Extracted data entries:
++++++++++

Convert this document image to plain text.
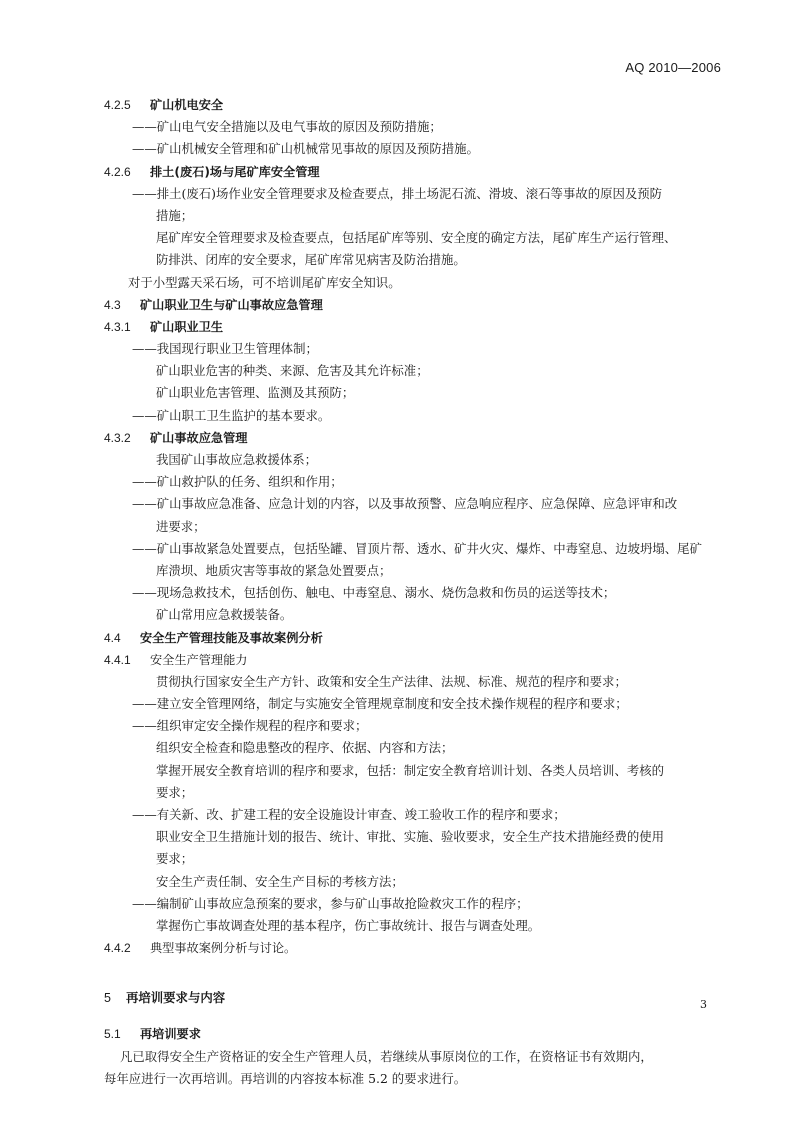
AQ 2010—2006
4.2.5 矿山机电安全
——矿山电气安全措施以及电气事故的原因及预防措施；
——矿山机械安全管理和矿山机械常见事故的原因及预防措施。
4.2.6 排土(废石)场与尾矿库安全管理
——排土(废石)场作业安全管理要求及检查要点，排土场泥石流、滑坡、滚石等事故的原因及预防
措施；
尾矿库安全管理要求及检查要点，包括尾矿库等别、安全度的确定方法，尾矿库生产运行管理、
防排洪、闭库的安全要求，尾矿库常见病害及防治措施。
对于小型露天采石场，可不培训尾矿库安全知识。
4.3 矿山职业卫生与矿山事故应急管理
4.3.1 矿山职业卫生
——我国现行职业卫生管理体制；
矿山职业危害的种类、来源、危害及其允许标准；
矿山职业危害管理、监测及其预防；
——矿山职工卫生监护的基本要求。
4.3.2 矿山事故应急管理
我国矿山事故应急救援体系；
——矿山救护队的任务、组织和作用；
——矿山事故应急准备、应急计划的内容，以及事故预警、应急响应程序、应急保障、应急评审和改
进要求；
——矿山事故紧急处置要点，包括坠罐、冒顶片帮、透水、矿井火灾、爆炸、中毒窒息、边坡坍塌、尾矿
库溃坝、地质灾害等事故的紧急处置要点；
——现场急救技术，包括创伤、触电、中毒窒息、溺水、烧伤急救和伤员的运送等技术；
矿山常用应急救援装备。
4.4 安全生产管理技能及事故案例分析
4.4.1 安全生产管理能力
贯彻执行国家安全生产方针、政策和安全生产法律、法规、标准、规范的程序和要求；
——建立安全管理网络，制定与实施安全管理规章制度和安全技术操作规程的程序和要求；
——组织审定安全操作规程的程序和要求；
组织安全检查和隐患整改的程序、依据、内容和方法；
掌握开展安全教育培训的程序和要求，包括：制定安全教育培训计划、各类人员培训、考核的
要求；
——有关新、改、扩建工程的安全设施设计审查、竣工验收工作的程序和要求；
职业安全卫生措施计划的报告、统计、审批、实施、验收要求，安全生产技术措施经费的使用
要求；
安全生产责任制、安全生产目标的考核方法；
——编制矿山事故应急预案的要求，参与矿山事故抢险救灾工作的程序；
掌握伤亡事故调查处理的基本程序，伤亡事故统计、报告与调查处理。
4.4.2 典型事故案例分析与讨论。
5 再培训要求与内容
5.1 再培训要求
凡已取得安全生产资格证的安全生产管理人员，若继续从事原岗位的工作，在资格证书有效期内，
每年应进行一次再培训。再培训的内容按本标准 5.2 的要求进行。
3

++++++++++

-- Short exercise --
Make a list of all lines in the data that contain "中毒窒息".

-- Solution for this task --
——矿山事故紧急处置要点，包括坠罐、冒顶片帮、透水、矿井火灾、爆炸、中毒窒息、边坡坍塌、尾矿
——现场急救技术，包括创伤、触电、中毒窒息、溺水、烧伤急救和伤员的运送等技术；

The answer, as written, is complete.